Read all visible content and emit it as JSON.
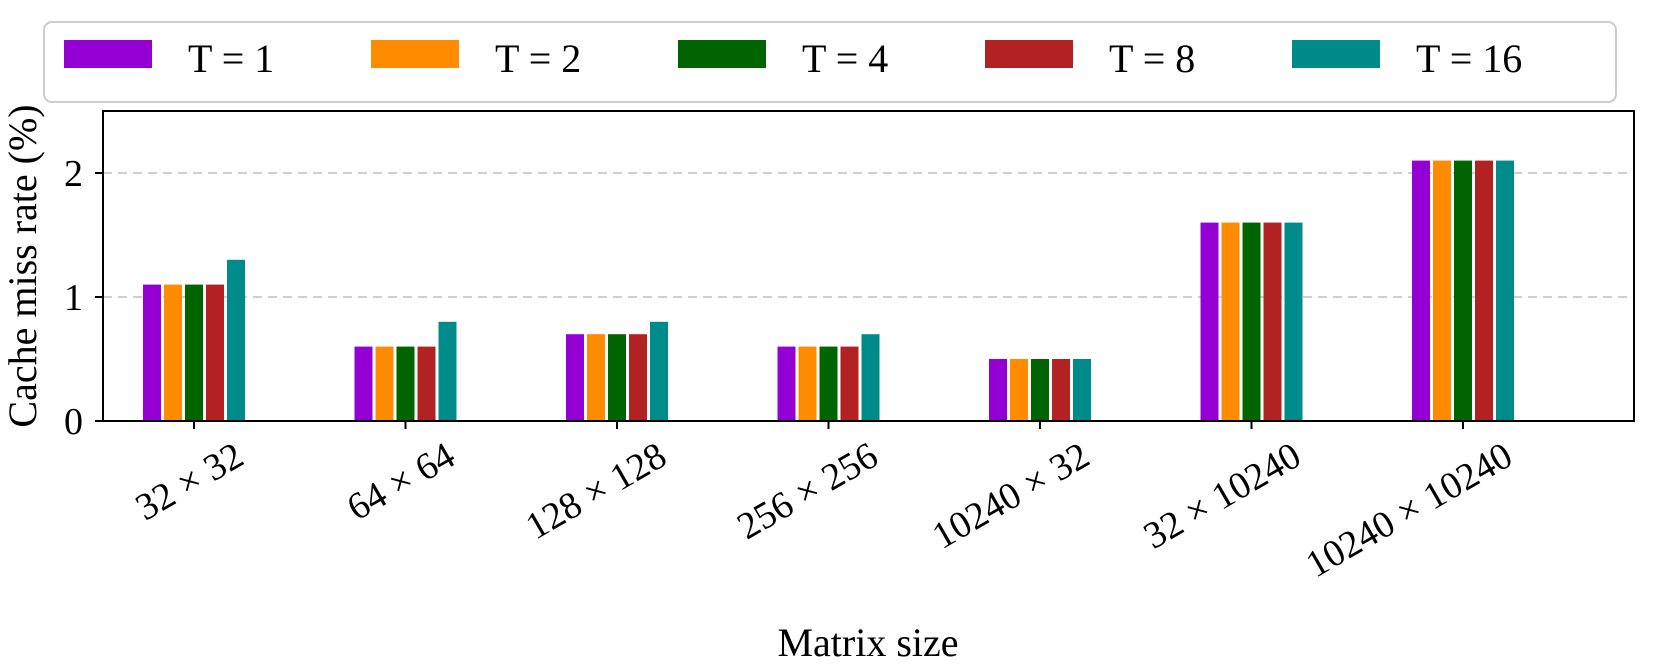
{
  "chart_data": {
    "type": "bar",
    "title": "",
    "xlabel": "Matrix size",
    "ylabel": "Cache miss rate (%)",
    "categories": [
      "32 × 32",
      "64 × 64",
      "128 × 128",
      "256 × 256",
      "10240 × 32",
      "32 × 10240",
      "10240 × 10240"
    ],
    "ylim": [
      0,
      2.5
    ],
    "yticks": [
      0,
      1,
      2
    ],
    "ytick_labels": [
      "0",
      "1",
      "2"
    ],
    "grid": true,
    "legend_position": "top",
    "series": [
      {
        "name": "T = 1",
        "color": "#9400d3",
        "values": [
          1.1,
          0.6,
          0.7,
          0.6,
          0.5,
          1.6,
          2.1
        ]
      },
      {
        "name": "T = 2",
        "color": "#ff8c00",
        "values": [
          1.1,
          0.6,
          0.7,
          0.6,
          0.5,
          1.6,
          2.1
        ]
      },
      {
        "name": "T = 4",
        "color": "#006400",
        "values": [
          1.1,
          0.6,
          0.7,
          0.6,
          0.5,
          1.6,
          2.1
        ]
      },
      {
        "name": "T = 8",
        "color": "#b22222",
        "values": [
          1.1,
          0.6,
          0.7,
          0.6,
          0.5,
          1.6,
          2.1
        ]
      },
      {
        "name": "T = 16",
        "color": "#008b8b",
        "values": [
          1.3,
          0.8,
          0.8,
          0.7,
          0.5,
          1.6,
          2.1
        ]
      }
    ]
  }
}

- **WHAT YOU HAVE TO DO**
Each record should be quoted exactly, with the images omitted.

- **EXERCISE OUTPUT**
Read all visible content and emit it as JSON.
{
  "chart_data": {
    "type": "bar",
    "title": "",
    "xlabel": "Matrix size",
    "ylabel": "Cache miss rate (%)",
    "categories": [
      "32 × 32",
      "64 × 64",
      "128 × 128",
      "256 × 256",
      "10240 × 32",
      "32 × 10240",
      "10240 × 10240"
    ],
    "ylim": [
      0,
      2.5
    ],
    "yticks": [
      0,
      1,
      2
    ],
    "ytick_labels": [
      "0",
      "1",
      "2"
    ],
    "grid": true,
    "legend_position": "top",
    "series": [
      {
        "name": "T = 1",
        "color": "#9400d3",
        "values": [
          1.1,
          0.6,
          0.7,
          0.6,
          0.5,
          1.6,
          2.1
        ]
      },
      {
        "name": "T = 2",
        "color": "#ff8c00",
        "values": [
          1.1,
          0.6,
          0.7,
          0.6,
          0.5,
          1.6,
          2.1
        ]
      },
      {
        "name": "T = 4",
        "color": "#006400",
        "values": [
          1.1,
          0.6,
          0.7,
          0.6,
          0.5,
          1.6,
          2.1
        ]
      },
      {
        "name": "T = 8",
        "color": "#b22222",
        "values": [
          1.1,
          0.6,
          0.7,
          0.6,
          0.5,
          1.6,
          2.1
        ]
      },
      {
        "name": "T = 16",
        "color": "#008b8b",
        "values": [
          1.3,
          0.8,
          0.8,
          0.7,
          0.5,
          1.6,
          2.1
        ]
      }
    ]
  }
}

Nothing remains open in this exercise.